**Record excerpts**
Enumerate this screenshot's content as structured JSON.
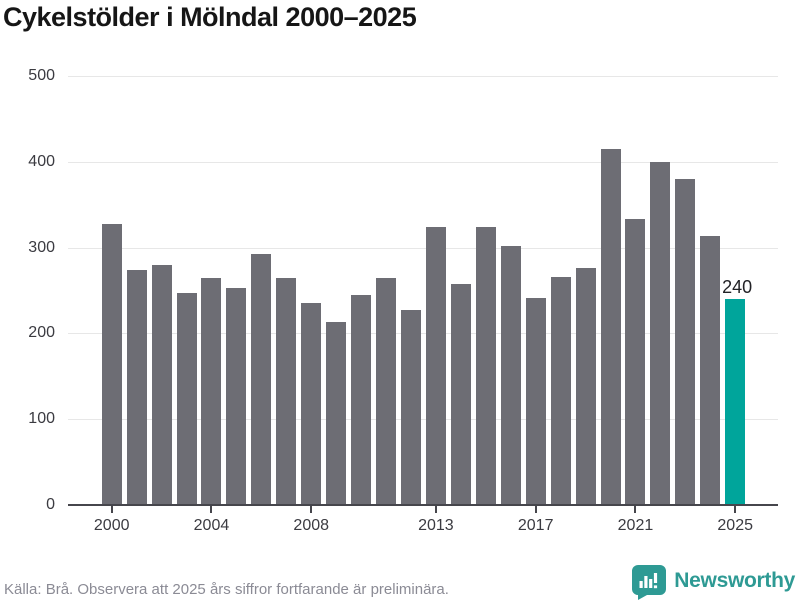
{
  "title": "Cykelstölder i Mölndal 2000–2025",
  "chart_data": {
    "type": "bar",
    "title": "Cykelstölder i Mölndal 2000–2025",
    "categories": [
      2000,
      2001,
      2002,
      2003,
      2004,
      2005,
      2006,
      2007,
      2008,
      2009,
      2010,
      2011,
      2012,
      2013,
      2014,
      2015,
      2016,
      2017,
      2018,
      2019,
      2020,
      2021,
      2022,
      2023,
      2024,
      2025
    ],
    "values": [
      328,
      274,
      280,
      247,
      265,
      253,
      293,
      265,
      236,
      213,
      245,
      265,
      227,
      324,
      258,
      324,
      302,
      241,
      266,
      276,
      415,
      333,
      400,
      380,
      314,
      240
    ],
    "highlight_index": 25,
    "highlight_value_label": "240",
    "xlabel": "",
    "ylabel": "",
    "ylim": [
      0,
      500
    ],
    "yticks": [
      0,
      100,
      200,
      300,
      400,
      500
    ],
    "xtick_labels": [
      "2000",
      "2004",
      "2008",
      "2013",
      "2017",
      "2021",
      "2025"
    ],
    "xtick_indices": [
      0,
      4,
      8,
      13,
      17,
      21,
      25
    ],
    "grid": "horizontal-only",
    "legend": "none",
    "bar_color": "#6d6d74",
    "highlight_color": "#00a59b"
  },
  "footer": {
    "source": "Källa: Brå. Observera att 2025 års siffror fortfarande är preliminära."
  },
  "branding": {
    "name": "Newsworthy",
    "icon": "newsworthy-speech-bubble-chart-icon",
    "color": "#2e9a94"
  }
}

**Aim**
Repeat the listing in full and exactly. Leave any pictures out.

**Task response**
Enumerate this screenshot's content as structured JSON.
{
  "title": "Cykelstölder i Mölndal 2000–2025",
  "chart_data": {
    "type": "bar",
    "title": "Cykelstölder i Mölndal 2000–2025",
    "categories": [
      2000,
      2001,
      2002,
      2003,
      2004,
      2005,
      2006,
      2007,
      2008,
      2009,
      2010,
      2011,
      2012,
      2013,
      2014,
      2015,
      2016,
      2017,
      2018,
      2019,
      2020,
      2021,
      2022,
      2023,
      2024,
      2025
    ],
    "values": [
      328,
      274,
      280,
      247,
      265,
      253,
      293,
      265,
      236,
      213,
      245,
      265,
      227,
      324,
      258,
      324,
      302,
      241,
      266,
      276,
      415,
      333,
      400,
      380,
      314,
      240
    ],
    "highlight_index": 25,
    "highlight_value_label": "240",
    "xlabel": "",
    "ylabel": "",
    "ylim": [
      0,
      500
    ],
    "yticks": [
      0,
      100,
      200,
      300,
      400,
      500
    ],
    "xtick_labels": [
      "2000",
      "2004",
      "2008",
      "2013",
      "2017",
      "2021",
      "2025"
    ],
    "xtick_indices": [
      0,
      4,
      8,
      13,
      17,
      21,
      25
    ],
    "grid": "horizontal-only",
    "legend": "none",
    "bar_color": "#6d6d74",
    "highlight_color": "#00a59b"
  },
  "footer": {
    "source": "Källa: Brå. Observera att 2025 års siffror fortfarande är preliminära."
  },
  "branding": {
    "name": "Newsworthy",
    "icon": "newsworthy-speech-bubble-chart-icon",
    "color": "#2e9a94"
  }
}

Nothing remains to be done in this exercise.